[Data entries]
══════════
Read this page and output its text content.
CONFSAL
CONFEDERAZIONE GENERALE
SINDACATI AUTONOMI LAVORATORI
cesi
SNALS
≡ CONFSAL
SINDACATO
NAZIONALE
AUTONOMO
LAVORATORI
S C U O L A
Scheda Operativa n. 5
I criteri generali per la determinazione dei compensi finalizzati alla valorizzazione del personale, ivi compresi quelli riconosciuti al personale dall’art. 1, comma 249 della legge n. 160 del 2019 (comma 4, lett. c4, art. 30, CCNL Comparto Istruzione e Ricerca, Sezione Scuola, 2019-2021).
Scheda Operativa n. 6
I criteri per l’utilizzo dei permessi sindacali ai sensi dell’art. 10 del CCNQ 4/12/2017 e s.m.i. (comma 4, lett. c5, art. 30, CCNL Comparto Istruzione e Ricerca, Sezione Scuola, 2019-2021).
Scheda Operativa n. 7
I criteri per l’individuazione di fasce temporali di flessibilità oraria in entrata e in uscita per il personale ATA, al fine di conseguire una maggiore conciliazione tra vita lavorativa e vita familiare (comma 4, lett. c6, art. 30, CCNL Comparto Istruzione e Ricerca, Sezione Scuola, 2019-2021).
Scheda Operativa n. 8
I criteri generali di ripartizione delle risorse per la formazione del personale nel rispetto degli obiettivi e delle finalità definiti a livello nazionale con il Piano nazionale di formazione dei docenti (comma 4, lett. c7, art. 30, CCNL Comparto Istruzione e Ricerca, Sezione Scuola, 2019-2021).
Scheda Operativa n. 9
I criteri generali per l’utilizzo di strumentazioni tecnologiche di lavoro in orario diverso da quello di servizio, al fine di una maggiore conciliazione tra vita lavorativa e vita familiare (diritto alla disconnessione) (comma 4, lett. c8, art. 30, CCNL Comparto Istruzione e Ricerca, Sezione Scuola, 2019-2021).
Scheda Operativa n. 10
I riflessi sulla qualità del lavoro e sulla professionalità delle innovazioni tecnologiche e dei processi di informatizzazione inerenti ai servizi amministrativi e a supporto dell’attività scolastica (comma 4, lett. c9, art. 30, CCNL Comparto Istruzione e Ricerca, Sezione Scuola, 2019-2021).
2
══════════
[The request] Pick out all lines from the data above in which the word "Scheda" appears.

[Full answer]
Scheda Operativa n. 5
Scheda Operativa n. 6
Scheda Operativa n. 7
Scheda Operativa n. 8
Scheda Operativa n. 9
Scheda Operativa n. 10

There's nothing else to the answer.